== Written instruction ==
Extract the records below word for word and ignore the images.

== Input ==
--- --- ---
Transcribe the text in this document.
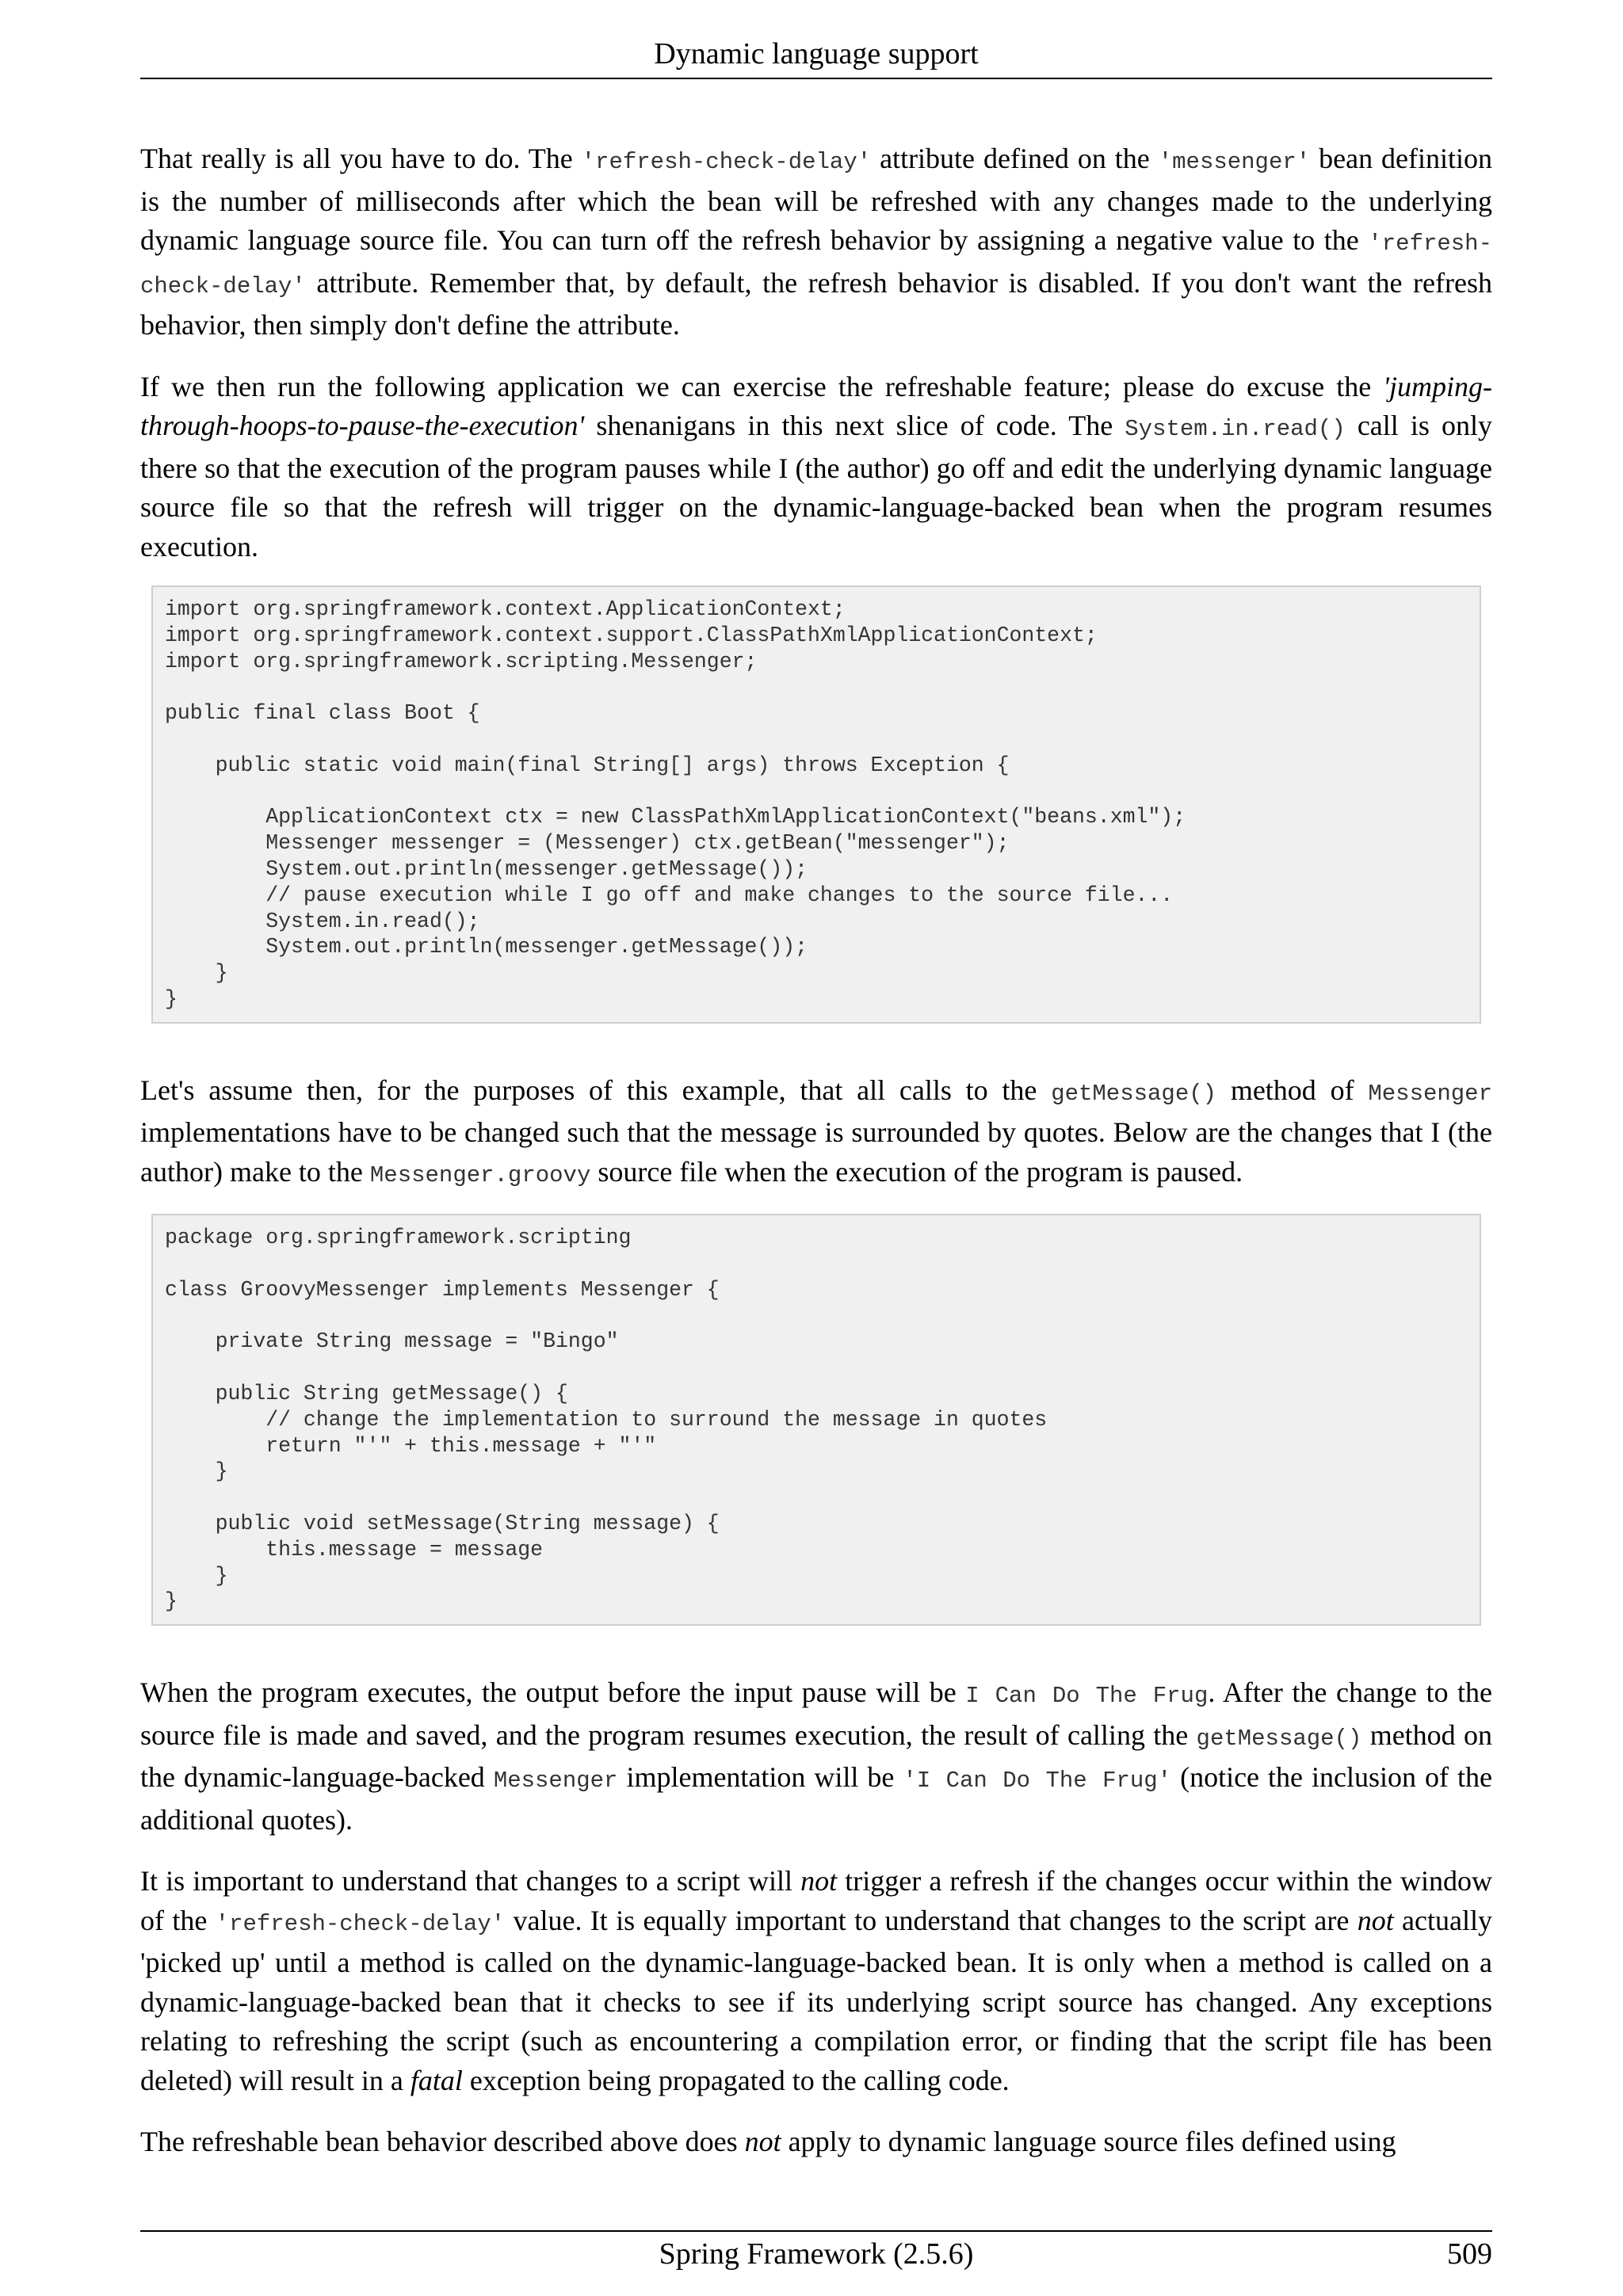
Dynamic language support

That really is all you have to do. The 'refresh-check-delay' attribute defined on the 'messenger' bean definition is the number of milliseconds after which the bean will be refreshed with any changes made to the underlying dynamic language source file. You can turn off the refresh behavior by assigning a negative value to the 'refresh-check-delay' attribute. Remember that, by default, the refresh behavior is disabled. If you don't want the refresh behavior, then simply don't define the attribute.

If we then run the following application we can exercise the refreshable feature; please do excuse the 'jumping-through-hoops-to-pause-the-execution' shenanigans in this next slice of code. The System.in.read() call is only there so that the execution of the program pauses while I (the author) go off and edit the underlying dynamic language source file so that the refresh will trigger on the dynamic-language-backed bean when the program resumes execution.

import org.springframework.context.ApplicationContext;
import org.springframework.context.support.ClassPathXmlApplicationContext;
import org.springframework.scripting.Messenger;

public final class Boot {

public static void main(final String[] args) throws Exception {

ApplicationContext ctx = new ClassPathXmlApplicationContext("beans.xml");
Messenger messenger = (Messenger) ctx.getBean("messenger");
System.out.println(messenger.getMessage());
// pause execution while I go off and make changes to the source file...
System.in.read();
System.out.println(messenger.getMessage());
}
}

Let's assume then, for the purposes of this example, that all calls to the getMessage() method of Messenger implementations have to be changed such that the message is surrounded by quotes. Below are the changes that I (the author) make to the Messenger.groovy source file when the execution of the program is paused.

package org.springframework.scripting

class GroovyMessenger implements Messenger {

private String message = "Bingo"

public String getMessage() {
// change the implementation to surround the message in quotes
return "'" + this.message + "'"
}

public void setMessage(String message) {
this.message = message
}
}

When the program executes, the output before the input pause will be I Can Do The Frug. After the change to the source file is made and saved, and the program resumes execution, the result of calling the getMessage() method on the dynamic-language-backed Messenger implementation will be 'I Can Do The Frug' (notice the inclusion of the additional quotes).

It is important to understand that changes to a script will not trigger a refresh if the changes occur within the window of the 'refresh-check-delay' value. It is equally important to understand that changes to the script are not actually 'picked up' until a method is called on the dynamic-language-backed bean. It is only when a method is called on a dynamic-language-backed bean that it checks to see if its underlying script source has changed. Any exceptions relating to refreshing the script (such as encountering a compilation error, or finding that the script file has been deleted) will result in a fatal exception being propagated to the calling code.

The refreshable bean behavior described above does not apply to dynamic language source files defined using

Spring Framework (2.5.6)	509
--- --- ---
== Worked answer ==
Transcribe the text in this document.
Dynamic language support

That really is all you have to do. The 'refresh-check-delay' attribute defined on the 'messenger' bean definition is the number of milliseconds after which the bean will be refreshed with any changes made to the underlying dynamic language source file. You can turn off the refresh behavior by assigning a negative value to the 'refresh-check-delay' attribute. Remember that, by default, the refresh behavior is disabled. If you don't want the refresh behavior, then simply don't define the attribute.

If we then run the following application we can exercise the refreshable feature; please do excuse the 'jumping-through-hoops-to-pause-the-execution' shenanigans in this next slice of code. The System.in.read() call is only there so that the execution of the program pauses while I (the author) go off and edit the underlying dynamic language source file so that the refresh will trigger on the dynamic-language-backed bean when the program resumes execution.

import org.springframework.context.ApplicationContext;
import org.springframework.context.support.ClassPathXmlApplicationContext;
import org.springframework.scripting.Messenger;

public final class Boot {

public static void main(final String[] args) throws Exception {

ApplicationContext ctx = new ClassPathXmlApplicationContext("beans.xml");
Messenger messenger = (Messenger) ctx.getBean("messenger");
System.out.println(messenger.getMessage());
// pause execution while I go off and make changes to the source file...
System.in.read();
System.out.println(messenger.getMessage());
}
}

Let's assume then, for the purposes of this example, that all calls to the getMessage() method of Messenger implementations have to be changed such that the message is surrounded by quotes. Below are the changes that I (the author) make to the Messenger.groovy source file when the execution of the program is paused.

package org.springframework.scripting

class GroovyMessenger implements Messenger {

private String message = "Bingo"

public String getMessage() {
// change the implementation to surround the message in quotes
return "'" + this.message + "'"
}

public void setMessage(String message) {
this.message = message
}
}

When the program executes, the output before the input pause will be I Can Do The Frug. After the change to the source file is made and saved, and the program resumes execution, the result of calling the getMessage() method on the dynamic-language-backed Messenger implementation will be 'I Can Do The Frug' (notice the inclusion of the additional quotes).

It is important to understand that changes to a script will not trigger a refresh if the changes occur within the window of the 'refresh-check-delay' value. It is equally important to understand that changes to the script are not actually 'picked up' until a method is called on the dynamic-language-backed bean. It is only when a method is called on a dynamic-language-backed bean that it checks to see if its underlying script source has changed. Any exceptions relating to refreshing the script (such as encountering a compilation error, or finding that the script file has been deleted) will result in a fatal exception being propagated to the calling code.

The refreshable bean behavior described above does not apply to dynamic language source files defined using

Spring Framework (2.5.6)	509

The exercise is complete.